__What is being asked__.
Output every line of the data exactly as it appears.

++++++++++++++++++++

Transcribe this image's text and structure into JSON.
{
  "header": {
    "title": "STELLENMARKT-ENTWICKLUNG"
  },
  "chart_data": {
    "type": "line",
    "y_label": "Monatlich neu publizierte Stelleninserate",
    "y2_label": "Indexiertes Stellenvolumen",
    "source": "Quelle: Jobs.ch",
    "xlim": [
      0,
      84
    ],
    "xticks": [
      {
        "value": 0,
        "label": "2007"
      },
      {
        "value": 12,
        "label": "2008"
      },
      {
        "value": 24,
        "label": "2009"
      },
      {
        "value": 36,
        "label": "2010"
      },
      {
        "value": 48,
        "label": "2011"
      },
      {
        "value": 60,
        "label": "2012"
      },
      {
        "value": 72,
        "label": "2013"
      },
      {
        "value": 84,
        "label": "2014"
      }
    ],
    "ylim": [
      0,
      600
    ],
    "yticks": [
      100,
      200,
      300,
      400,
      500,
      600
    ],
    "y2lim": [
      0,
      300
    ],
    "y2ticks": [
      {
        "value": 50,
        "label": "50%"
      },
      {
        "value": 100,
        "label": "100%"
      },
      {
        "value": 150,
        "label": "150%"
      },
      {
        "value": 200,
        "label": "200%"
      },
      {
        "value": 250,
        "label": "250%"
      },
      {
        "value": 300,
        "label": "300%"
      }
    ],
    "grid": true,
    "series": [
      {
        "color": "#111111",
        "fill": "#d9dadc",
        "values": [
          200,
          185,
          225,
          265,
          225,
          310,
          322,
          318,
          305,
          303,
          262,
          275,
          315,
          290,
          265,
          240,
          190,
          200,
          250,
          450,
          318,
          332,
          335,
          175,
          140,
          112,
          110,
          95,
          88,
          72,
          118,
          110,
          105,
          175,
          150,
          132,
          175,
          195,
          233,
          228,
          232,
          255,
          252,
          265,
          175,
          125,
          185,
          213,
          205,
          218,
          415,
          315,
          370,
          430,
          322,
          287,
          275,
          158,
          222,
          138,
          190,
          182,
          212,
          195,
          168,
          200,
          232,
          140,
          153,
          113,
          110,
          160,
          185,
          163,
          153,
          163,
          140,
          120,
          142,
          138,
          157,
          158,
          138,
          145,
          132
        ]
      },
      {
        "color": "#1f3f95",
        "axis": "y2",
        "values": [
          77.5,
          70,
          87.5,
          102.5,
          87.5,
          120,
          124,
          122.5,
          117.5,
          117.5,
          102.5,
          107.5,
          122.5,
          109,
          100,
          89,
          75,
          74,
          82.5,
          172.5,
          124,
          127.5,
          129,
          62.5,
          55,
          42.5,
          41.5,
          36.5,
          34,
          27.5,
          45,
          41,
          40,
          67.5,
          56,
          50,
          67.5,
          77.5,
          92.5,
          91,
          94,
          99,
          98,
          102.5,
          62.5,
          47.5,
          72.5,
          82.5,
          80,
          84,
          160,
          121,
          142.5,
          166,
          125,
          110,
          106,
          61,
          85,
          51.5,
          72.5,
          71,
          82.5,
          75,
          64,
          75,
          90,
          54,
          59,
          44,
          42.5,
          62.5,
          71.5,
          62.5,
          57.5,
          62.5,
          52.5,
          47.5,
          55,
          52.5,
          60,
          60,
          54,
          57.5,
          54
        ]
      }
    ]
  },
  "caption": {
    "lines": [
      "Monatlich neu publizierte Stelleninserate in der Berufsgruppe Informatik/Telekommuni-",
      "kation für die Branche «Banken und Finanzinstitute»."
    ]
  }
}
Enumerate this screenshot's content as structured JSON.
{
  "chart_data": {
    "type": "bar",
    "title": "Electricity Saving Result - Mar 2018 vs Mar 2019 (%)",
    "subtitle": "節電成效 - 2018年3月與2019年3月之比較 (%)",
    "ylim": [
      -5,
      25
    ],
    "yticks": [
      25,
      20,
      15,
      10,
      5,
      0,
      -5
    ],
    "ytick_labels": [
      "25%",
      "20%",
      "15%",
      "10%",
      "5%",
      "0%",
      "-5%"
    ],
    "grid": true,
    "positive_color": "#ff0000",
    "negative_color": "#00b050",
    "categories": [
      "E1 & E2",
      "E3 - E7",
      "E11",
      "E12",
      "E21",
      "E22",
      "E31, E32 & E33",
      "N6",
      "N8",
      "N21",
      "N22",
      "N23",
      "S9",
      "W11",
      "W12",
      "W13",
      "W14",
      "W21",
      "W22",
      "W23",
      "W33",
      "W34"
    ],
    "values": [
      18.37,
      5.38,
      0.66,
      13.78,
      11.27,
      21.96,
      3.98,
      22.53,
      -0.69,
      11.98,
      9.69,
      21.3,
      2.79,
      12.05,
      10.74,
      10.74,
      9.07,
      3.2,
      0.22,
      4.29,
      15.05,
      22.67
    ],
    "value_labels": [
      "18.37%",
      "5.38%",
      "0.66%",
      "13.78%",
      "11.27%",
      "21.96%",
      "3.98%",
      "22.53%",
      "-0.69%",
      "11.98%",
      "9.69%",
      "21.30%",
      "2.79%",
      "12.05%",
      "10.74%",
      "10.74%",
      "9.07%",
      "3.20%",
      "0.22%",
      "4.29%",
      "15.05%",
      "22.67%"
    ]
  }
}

++++++++++++++++++++

__Answer for the task__.
Transcribe this image's text and structure into JSON.
{
  "header": {
    "title": "STELLENMARKT-ENTWICKLUNG"
  },
  "chart_data": {
    "type": "line",
    "y_label": "Monatlich neu publizierte Stelleninserate",
    "y2_label": "Indexiertes Stellenvolumen",
    "source": "Quelle: Jobs.ch",
    "xlim": [
      0,
      84
    ],
    "xticks": [
      {
        "value": 0,
        "label": "2007"
      },
      {
        "value": 12,
        "label": "2008"
      },
      {
        "value": 24,
        "label": "2009"
      },
      {
        "value": 36,
        "label": "2010"
      },
      {
        "value": 48,
        "label": "2011"
      },
      {
        "value": 60,
        "label": "2012"
      },
      {
        "value": 72,
        "label": "2013"
      },
      {
        "value": 84,
        "label": "2014"
      }
    ],
    "ylim": [
      0,
      600
    ],
    "yticks": [
      100,
      200,
      300,
      400,
      500,
      600
    ],
    "y2lim": [
      0,
      300
    ],
    "y2ticks": [
      {
        "value": 50,
        "label": "50%"
      },
      {
        "value": 100,
        "label": "100%"
      },
      {
        "value": 150,
        "label": "150%"
      },
      {
        "value": 200,
        "label": "200%"
      },
      {
        "value": 250,
        "label": "250%"
      },
      {
        "value": 300,
        "label": "300%"
      }
    ],
    "grid": true,
    "series": [
      {
        "color": "#111111",
        "fill": "#d9dadc",
        "values": [
          200,
          185,
          225,
          265,
          225,
          310,
          322,
          318,
          305,
          303,
          262,
          275,
          315,
          290,
          265,
          240,
          190,
          200,
          250,
          450,
          318,
          332,
          335,
          175,
          140,
          112,
          110,
          95,
          88,
          72,
          118,
          110,
          105,
          175,
          150,
          132,
          175,
          195,
          233,
          228,
          232,
          255,
          252,
          265,
          175,
          125,
          185,
          213,
          205,
          218,
          415,
          315,
          370,
          430,
          322,
          287,
          275,
          158,
          222,
          138,
          190,
          182,
          212,
          195,
          168,
          200,
          232,
          140,
          153,
          113,
          110,
          160,
          185,
          163,
          153,
          163,
          140,
          120,
          142,
          138,
          157,
          158,
          138,
          145,
          132
        ]
      },
      {
        "color": "#1f3f95",
        "axis": "y2",
        "values": [
          77.5,
          70,
          87.5,
          102.5,
          87.5,
          120,
          124,
          122.5,
          117.5,
          117.5,
          102.5,
          107.5,
          122.5,
          109,
          100,
          89,
          75,
          74,
          82.5,
          172.5,
          124,
          127.5,
          129,
          62.5,
          55,
          42.5,
          41.5,
          36.5,
          34,
          27.5,
          45,
          41,
          40,
          67.5,
          56,
          50,
          67.5,
          77.5,
          92.5,
          91,
          94,
          99,
          98,
          102.5,
          62.5,
          47.5,
          72.5,
          82.5,
          80,
          84,
          160,
          121,
          142.5,
          166,
          125,
          110,
          106,
          61,
          85,
          51.5,
          72.5,
          71,
          82.5,
          75,
          64,
          75,
          90,
          54,
          59,
          44,
          42.5,
          62.5,
          71.5,
          62.5,
          57.5,
          62.5,
          52.5,
          47.5,
          55,
          52.5,
          60,
          60,
          54,
          57.5,
          54
        ]
      }
    ]
  },
  "caption": {
    "lines": [
      "Monatlich neu publizierte Stelleninserate in der Berufsgruppe Informatik/Telekommuni-",
      "kation für die Branche «Banken und Finanzinstitute»."
    ]
  }
}
Enumerate this screenshot's content as structured JSON.
{
  "chart_data": {
    "type": "bar",
    "title": "Electricity Saving Result - Mar 2018 vs Mar 2019 (%)",
    "subtitle": "節電成效 - 2018年3月與2019年3月之比較 (%)",
    "ylim": [
      -5,
      25
    ],
    "yticks": [
      25,
      20,
      15,
      10,
      5,
      0,
      -5
    ],
    "ytick_labels": [
      "25%",
      "20%",
      "15%",
      "10%",
      "5%",
      "0%",
      "-5%"
    ],
    "grid": true,
    "positive_color": "#ff0000",
    "negative_color": "#00b050",
    "categories": [
      "E1 & E2",
      "E3 - E7",
      "E11",
      "E12",
      "E21",
      "E22",
      "E31, E32 & E33",
      "N6",
      "N8",
      "N21",
      "N22",
      "N23",
      "S9",
      "W11",
      "W12",
      "W13",
      "W14",
      "W21",
      "W22",
      "W23",
      "W33",
      "W34"
    ],
    "values": [
      18.37,
      5.38,
      0.66,
      13.78,
      11.27,
      21.96,
      3.98,
      22.53,
      -0.69,
      11.98,
      9.69,
      21.3,
      2.79,
      12.05,
      10.74,
      10.74,
      9.07,
      3.2,
      0.22,
      4.29,
      15.05,
      22.67
    ],
    "value_labels": [
      "18.37%",
      "5.38%",
      "0.66%",
      "13.78%",
      "11.27%",
      "21.96%",
      "3.98%",
      "22.53%",
      "-0.69%",
      "11.98%",
      "9.69%",
      "21.30%",
      "2.79%",
      "12.05%",
      "10.74%",
      "10.74%",
      "9.07%",
      "3.20%",
      "0.22%",
      "4.29%",
      "15.05%",
      "22.67%"
    ]
  }
}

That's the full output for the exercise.